◆ **What is needed**
Say how many lines of these entries include the word "Krytý", and answer with the number alone.

◆ **Records for processing**
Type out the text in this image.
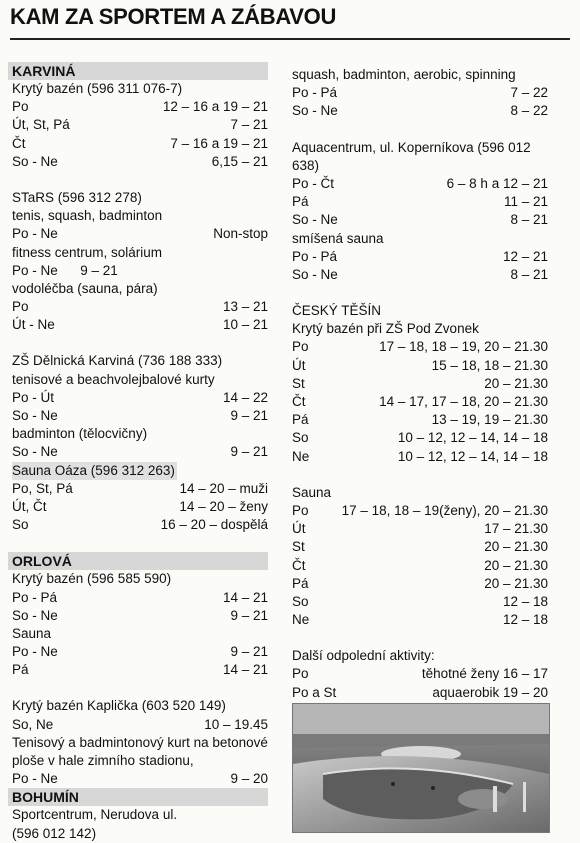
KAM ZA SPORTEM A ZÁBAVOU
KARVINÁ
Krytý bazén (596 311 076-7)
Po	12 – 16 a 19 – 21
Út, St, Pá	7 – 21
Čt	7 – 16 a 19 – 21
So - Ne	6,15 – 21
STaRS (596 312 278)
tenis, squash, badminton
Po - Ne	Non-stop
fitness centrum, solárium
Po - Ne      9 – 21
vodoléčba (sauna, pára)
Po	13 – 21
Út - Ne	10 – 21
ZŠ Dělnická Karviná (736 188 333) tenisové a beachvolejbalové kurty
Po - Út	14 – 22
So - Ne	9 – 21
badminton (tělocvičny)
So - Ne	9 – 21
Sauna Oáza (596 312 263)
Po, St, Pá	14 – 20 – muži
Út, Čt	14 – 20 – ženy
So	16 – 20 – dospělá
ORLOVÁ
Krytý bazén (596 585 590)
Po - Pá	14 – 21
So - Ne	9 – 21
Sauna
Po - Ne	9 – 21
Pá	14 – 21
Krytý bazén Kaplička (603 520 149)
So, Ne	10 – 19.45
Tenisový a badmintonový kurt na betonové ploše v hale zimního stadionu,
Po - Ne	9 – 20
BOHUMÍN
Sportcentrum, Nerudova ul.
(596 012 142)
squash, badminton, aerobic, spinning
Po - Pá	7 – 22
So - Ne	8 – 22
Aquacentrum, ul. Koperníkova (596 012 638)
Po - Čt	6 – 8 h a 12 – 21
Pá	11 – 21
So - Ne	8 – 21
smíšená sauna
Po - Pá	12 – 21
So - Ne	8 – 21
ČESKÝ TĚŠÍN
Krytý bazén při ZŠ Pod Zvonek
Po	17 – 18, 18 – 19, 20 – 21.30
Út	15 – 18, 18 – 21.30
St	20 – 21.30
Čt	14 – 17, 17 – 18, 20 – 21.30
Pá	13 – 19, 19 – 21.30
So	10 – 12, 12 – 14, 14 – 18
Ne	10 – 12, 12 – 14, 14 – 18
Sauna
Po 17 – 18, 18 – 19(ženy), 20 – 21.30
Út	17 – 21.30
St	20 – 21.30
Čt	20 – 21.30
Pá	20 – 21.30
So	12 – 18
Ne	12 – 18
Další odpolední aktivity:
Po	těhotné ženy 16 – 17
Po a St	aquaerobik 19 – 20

* * *

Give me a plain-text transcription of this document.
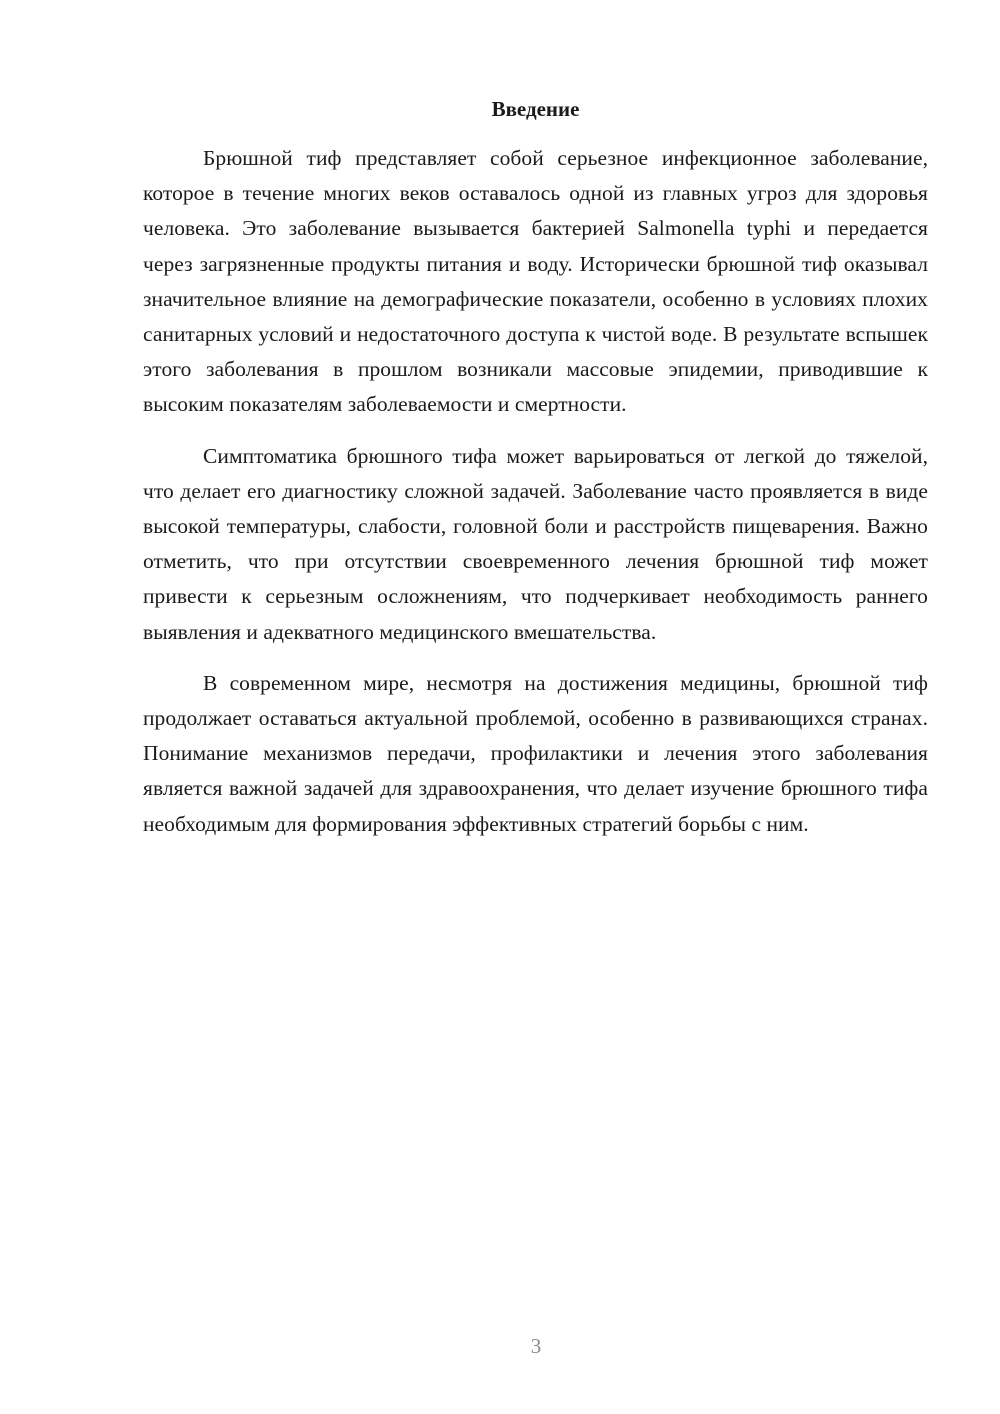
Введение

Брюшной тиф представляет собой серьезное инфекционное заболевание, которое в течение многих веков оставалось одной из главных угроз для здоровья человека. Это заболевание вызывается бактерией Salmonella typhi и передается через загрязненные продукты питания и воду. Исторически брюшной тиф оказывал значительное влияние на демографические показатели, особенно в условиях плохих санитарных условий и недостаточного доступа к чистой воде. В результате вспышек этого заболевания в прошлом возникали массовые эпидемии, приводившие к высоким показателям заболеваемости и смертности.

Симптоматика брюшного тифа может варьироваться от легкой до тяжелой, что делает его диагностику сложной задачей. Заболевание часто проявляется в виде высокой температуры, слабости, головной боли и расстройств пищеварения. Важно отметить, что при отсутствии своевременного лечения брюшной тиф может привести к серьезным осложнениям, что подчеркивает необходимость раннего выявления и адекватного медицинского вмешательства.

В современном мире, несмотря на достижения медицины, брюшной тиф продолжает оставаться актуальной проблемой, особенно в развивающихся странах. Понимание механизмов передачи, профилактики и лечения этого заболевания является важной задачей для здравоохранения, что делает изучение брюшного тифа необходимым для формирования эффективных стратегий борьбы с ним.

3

◆ **Reply to the task**
4